_Dataset:_
◆ ◆ ◆ ◆ ◆ ◆ ◆
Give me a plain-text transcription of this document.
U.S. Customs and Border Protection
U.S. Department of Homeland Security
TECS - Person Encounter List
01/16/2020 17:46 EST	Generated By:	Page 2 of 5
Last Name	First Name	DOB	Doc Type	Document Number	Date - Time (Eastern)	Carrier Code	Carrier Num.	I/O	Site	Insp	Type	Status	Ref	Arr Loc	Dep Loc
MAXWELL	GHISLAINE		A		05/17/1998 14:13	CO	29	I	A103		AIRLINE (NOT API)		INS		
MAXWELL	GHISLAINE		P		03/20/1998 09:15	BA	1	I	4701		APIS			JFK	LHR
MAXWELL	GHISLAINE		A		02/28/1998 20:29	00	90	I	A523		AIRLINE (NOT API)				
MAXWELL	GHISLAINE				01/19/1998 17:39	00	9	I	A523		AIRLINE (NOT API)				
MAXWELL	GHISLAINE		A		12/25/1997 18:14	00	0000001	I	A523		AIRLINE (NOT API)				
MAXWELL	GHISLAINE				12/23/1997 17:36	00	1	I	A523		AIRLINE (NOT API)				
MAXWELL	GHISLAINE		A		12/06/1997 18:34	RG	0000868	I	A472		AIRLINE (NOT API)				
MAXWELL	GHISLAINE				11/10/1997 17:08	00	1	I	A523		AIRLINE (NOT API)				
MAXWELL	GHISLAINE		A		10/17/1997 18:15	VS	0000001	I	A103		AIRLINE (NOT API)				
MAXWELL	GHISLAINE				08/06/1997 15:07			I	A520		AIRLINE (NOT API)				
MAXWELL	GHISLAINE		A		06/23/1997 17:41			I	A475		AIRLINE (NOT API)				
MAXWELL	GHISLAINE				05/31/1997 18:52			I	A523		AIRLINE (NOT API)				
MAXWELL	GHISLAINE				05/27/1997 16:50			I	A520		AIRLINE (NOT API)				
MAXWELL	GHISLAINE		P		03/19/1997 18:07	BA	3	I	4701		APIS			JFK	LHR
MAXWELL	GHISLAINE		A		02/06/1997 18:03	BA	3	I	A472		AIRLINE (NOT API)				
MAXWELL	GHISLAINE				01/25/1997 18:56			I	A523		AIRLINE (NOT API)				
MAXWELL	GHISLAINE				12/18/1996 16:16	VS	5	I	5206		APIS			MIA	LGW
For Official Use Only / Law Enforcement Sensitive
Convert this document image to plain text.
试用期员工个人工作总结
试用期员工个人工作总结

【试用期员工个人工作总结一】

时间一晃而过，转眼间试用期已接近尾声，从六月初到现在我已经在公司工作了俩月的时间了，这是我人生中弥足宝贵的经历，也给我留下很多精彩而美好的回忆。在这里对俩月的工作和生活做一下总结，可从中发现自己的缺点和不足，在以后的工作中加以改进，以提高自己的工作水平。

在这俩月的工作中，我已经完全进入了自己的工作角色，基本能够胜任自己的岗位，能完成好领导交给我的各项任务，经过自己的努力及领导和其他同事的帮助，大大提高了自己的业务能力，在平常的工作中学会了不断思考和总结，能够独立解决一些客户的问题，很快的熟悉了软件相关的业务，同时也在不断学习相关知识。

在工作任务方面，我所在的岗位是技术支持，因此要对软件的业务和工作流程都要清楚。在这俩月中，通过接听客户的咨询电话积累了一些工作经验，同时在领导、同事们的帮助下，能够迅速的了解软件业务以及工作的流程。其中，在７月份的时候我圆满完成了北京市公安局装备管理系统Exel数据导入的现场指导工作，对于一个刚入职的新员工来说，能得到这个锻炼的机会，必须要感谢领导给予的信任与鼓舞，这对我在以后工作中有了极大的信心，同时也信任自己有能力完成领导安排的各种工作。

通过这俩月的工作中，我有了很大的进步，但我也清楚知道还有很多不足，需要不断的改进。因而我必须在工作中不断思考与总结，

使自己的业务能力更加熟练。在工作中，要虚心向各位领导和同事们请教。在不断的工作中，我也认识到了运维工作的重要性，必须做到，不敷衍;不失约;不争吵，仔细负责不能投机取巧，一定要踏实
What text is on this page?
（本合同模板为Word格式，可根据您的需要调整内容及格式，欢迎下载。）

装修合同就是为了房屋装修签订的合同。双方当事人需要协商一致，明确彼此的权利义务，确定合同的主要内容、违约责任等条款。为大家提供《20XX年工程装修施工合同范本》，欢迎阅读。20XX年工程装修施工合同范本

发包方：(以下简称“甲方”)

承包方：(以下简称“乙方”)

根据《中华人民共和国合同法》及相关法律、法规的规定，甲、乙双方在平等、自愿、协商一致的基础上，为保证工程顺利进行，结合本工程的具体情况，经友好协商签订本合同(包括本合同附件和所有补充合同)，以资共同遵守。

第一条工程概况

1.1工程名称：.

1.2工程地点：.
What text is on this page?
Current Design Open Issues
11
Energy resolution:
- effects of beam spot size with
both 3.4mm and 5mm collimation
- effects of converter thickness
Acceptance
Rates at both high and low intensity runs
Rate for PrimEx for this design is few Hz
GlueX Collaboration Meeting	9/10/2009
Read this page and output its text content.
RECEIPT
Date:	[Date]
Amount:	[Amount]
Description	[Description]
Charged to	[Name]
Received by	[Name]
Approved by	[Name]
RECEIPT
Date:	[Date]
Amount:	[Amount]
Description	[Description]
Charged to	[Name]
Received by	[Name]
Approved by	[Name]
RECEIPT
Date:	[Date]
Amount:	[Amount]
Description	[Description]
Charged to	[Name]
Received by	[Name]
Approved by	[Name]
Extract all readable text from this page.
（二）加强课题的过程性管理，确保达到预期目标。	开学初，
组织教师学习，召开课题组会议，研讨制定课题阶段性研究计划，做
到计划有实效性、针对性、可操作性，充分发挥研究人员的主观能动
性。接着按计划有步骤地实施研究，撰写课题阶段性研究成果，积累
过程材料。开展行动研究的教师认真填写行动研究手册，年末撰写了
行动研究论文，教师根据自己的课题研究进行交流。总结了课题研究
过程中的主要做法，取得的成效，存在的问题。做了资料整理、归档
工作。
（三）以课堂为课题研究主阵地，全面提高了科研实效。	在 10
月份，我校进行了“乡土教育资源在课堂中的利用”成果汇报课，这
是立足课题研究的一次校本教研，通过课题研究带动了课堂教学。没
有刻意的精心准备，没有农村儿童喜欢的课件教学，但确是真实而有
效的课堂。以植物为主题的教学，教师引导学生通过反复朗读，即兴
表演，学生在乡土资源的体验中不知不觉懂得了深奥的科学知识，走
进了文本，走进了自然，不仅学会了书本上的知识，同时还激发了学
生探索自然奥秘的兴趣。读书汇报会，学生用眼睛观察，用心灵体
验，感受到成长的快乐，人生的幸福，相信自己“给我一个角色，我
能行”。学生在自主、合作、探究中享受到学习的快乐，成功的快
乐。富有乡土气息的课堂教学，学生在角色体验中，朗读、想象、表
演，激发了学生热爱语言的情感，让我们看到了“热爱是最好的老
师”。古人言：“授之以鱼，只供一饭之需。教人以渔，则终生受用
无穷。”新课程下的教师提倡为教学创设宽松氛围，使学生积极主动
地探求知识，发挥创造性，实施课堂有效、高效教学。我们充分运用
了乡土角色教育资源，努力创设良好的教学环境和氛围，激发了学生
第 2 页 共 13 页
◆ ◆ ◆ ◆ ◆ ◆ ◆
_Task requirements:_ Collect the lines of the data that carry the word "APIS".

_Right answer:_
MAXWELL	GHISLAINE		P		03/20/1998 09:15	BA	1	I	4701		APIS			JFK	LHR
MAXWELL	GHISLAINE		P		03/19/1997 18:07	BA	3	I	4701		APIS			JFK	LHR
MAXWELL	GHISLAINE				12/18/1996 16:16	VS	5	I	5206		APIS			MIA	LGW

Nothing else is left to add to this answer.